Return only the number of lines holding the word "this".
==============================
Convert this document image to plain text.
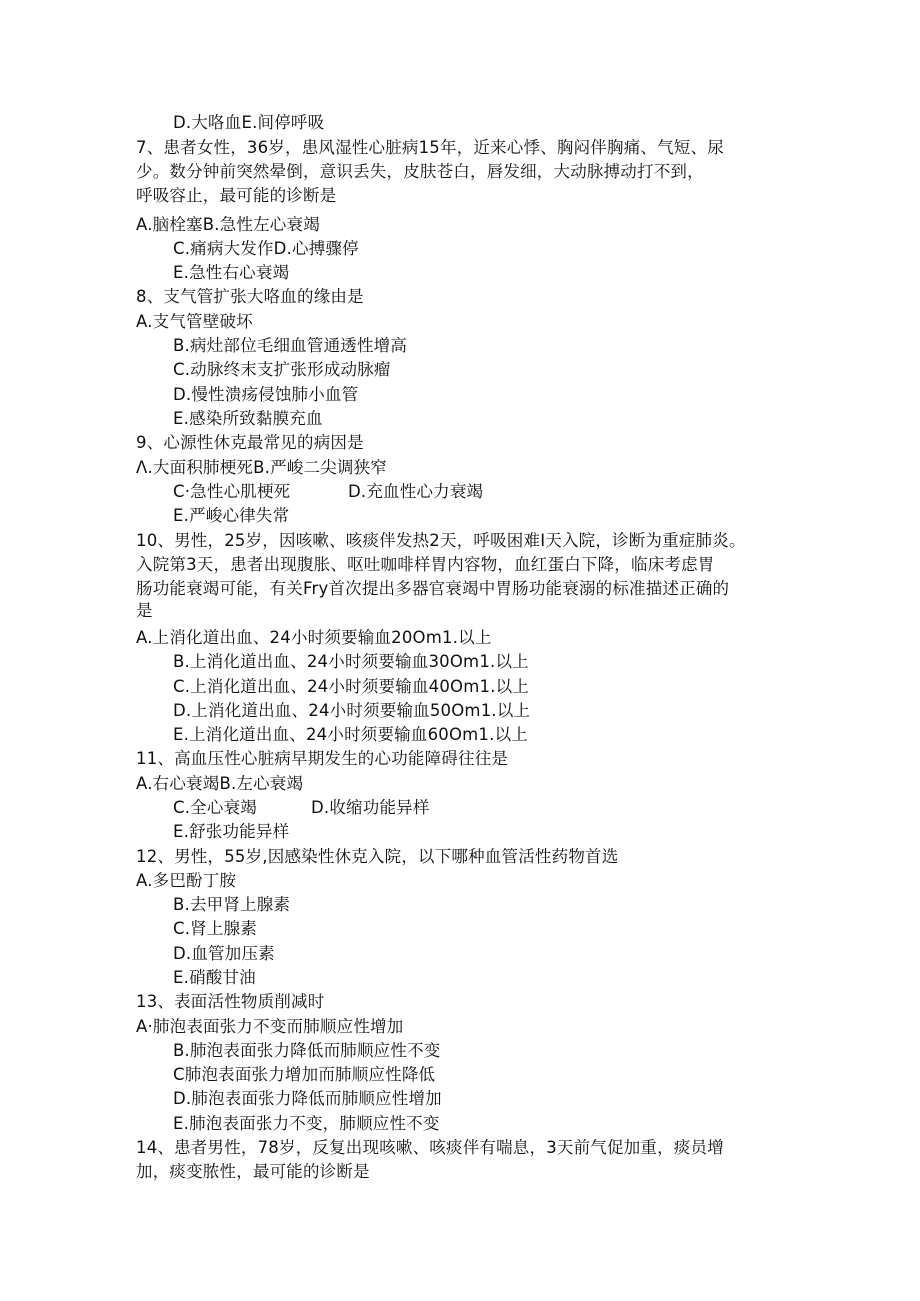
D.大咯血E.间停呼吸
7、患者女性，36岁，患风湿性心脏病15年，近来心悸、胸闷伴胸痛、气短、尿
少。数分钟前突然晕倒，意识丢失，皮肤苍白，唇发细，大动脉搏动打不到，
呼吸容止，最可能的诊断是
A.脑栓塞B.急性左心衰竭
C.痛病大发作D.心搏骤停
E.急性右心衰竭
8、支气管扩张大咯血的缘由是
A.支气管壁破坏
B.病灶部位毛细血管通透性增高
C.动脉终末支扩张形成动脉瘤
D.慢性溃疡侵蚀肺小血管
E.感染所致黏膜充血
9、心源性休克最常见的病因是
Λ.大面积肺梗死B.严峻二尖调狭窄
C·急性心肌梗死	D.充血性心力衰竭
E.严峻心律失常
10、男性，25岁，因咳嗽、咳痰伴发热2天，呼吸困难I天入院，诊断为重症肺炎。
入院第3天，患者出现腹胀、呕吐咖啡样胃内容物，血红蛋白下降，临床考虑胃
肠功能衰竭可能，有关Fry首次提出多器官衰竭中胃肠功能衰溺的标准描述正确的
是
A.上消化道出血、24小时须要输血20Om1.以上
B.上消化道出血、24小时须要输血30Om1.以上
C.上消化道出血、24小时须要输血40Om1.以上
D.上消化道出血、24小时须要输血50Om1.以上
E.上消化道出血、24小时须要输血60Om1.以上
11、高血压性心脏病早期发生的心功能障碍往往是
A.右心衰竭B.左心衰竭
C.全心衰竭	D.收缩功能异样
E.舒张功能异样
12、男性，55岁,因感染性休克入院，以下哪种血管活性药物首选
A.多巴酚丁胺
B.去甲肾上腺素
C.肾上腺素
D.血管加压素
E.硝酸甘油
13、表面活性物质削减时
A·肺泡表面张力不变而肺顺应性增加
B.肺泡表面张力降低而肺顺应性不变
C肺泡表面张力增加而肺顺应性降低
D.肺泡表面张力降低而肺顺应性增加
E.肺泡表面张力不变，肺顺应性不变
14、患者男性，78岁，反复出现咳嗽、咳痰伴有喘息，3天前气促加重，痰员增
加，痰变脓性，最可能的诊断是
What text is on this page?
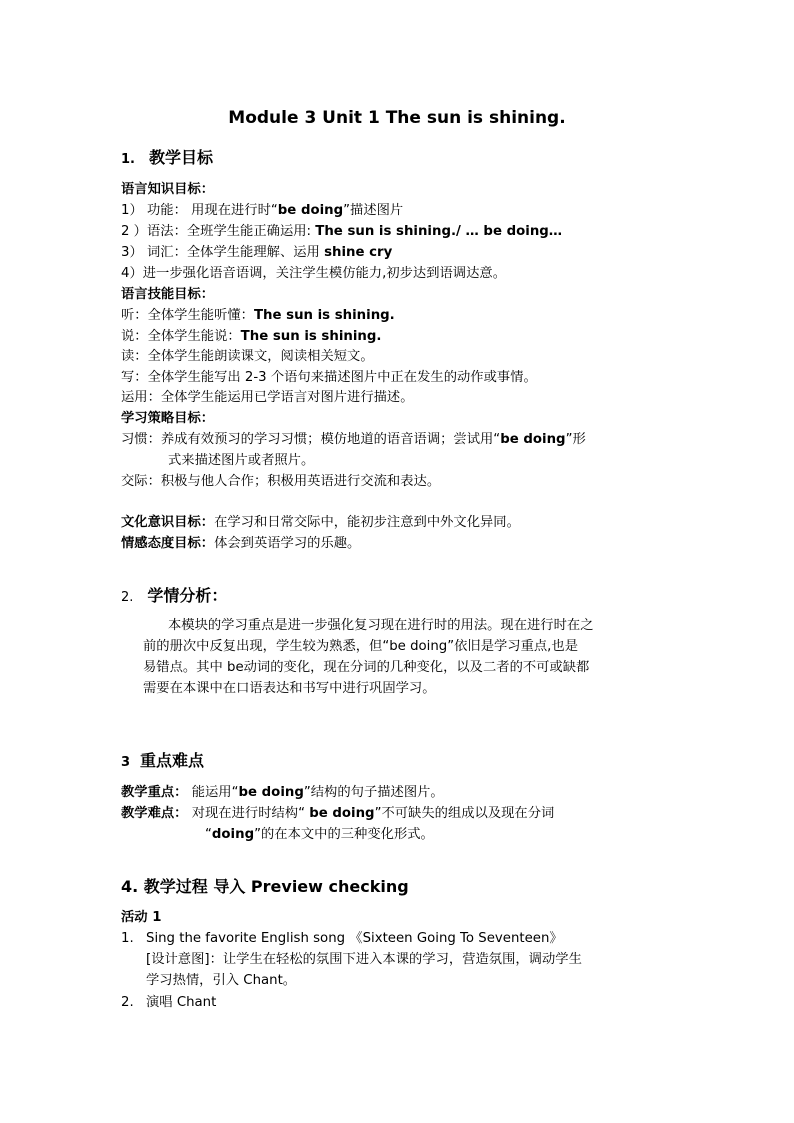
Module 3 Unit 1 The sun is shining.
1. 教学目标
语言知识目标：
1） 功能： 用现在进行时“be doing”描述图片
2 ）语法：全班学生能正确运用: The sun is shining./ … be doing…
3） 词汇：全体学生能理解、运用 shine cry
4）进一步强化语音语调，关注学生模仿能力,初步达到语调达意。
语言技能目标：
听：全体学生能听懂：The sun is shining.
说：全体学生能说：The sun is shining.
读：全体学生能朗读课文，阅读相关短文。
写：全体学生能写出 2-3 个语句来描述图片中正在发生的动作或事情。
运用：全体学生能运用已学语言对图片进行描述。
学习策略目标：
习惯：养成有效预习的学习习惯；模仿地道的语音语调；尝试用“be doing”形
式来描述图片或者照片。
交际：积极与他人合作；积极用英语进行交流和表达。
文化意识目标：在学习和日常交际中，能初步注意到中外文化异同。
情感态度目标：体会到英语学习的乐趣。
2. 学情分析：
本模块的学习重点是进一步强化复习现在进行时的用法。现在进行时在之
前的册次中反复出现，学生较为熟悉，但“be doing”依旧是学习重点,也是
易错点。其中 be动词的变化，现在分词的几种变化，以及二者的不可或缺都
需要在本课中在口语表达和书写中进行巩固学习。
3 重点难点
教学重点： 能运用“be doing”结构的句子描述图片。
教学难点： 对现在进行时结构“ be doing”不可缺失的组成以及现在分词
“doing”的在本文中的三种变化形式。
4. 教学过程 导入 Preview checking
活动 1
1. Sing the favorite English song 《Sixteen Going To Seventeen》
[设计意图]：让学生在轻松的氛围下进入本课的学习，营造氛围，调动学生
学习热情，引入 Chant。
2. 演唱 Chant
==============================
● Final result:
2